> **Given problem**: Only the lines holding the string "return" are needed. Copy each one.

> **Raw records**:
········

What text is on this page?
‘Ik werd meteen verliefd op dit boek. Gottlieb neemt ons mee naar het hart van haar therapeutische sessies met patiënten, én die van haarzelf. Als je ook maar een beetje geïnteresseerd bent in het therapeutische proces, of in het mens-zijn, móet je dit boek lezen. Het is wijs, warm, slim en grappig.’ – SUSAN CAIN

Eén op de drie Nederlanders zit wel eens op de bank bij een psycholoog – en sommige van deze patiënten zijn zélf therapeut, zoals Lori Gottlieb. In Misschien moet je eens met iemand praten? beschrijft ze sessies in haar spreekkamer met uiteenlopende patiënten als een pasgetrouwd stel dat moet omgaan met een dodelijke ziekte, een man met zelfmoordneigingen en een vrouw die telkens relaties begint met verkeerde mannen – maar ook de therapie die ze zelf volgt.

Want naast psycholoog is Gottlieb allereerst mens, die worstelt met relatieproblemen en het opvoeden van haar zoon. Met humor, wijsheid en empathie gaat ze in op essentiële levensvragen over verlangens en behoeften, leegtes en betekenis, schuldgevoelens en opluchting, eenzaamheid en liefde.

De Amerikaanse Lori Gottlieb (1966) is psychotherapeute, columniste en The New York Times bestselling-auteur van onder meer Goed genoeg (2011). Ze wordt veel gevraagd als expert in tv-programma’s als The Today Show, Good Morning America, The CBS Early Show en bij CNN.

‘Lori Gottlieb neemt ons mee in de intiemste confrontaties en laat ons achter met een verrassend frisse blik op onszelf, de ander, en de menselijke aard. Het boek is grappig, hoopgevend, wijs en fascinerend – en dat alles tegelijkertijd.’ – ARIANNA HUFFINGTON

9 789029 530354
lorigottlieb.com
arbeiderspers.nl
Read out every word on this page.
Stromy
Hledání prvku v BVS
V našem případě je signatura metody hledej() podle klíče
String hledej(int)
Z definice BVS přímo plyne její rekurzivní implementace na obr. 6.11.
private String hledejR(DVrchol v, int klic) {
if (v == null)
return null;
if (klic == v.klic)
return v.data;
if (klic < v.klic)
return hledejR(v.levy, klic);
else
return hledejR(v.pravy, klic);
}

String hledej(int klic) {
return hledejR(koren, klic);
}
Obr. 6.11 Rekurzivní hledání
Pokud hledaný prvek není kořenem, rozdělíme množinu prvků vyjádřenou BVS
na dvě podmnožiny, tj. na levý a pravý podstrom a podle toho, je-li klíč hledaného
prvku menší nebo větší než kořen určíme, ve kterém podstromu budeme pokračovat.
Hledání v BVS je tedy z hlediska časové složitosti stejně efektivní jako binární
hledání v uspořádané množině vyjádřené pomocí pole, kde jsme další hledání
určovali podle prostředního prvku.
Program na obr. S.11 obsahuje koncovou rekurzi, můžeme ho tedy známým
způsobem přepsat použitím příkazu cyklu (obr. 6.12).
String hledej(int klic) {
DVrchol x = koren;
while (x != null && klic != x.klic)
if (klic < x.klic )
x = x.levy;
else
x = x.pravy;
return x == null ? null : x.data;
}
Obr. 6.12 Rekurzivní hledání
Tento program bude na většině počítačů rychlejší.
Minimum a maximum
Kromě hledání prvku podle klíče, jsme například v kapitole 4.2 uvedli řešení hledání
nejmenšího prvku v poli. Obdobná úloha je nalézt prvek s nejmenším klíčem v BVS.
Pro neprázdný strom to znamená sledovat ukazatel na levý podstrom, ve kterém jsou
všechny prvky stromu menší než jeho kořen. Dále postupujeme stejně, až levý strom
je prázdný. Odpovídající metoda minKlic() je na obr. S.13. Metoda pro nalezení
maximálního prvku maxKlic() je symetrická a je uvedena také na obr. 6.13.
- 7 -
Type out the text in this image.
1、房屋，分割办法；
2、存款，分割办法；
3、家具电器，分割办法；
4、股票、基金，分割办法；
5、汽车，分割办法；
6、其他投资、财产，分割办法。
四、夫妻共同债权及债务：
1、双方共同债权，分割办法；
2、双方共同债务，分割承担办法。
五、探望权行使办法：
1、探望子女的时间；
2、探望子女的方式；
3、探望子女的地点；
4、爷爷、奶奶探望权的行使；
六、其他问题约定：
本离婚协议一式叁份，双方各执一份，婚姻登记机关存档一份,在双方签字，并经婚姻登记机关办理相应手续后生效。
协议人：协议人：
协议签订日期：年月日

········

> **Answer to this problem**:
return null;
return v.data;
return hledejR(v.levy, klic);
return hledejR(v.pravy, klic);
return hledejR(koren, klic);
return x == null ? null : x.data;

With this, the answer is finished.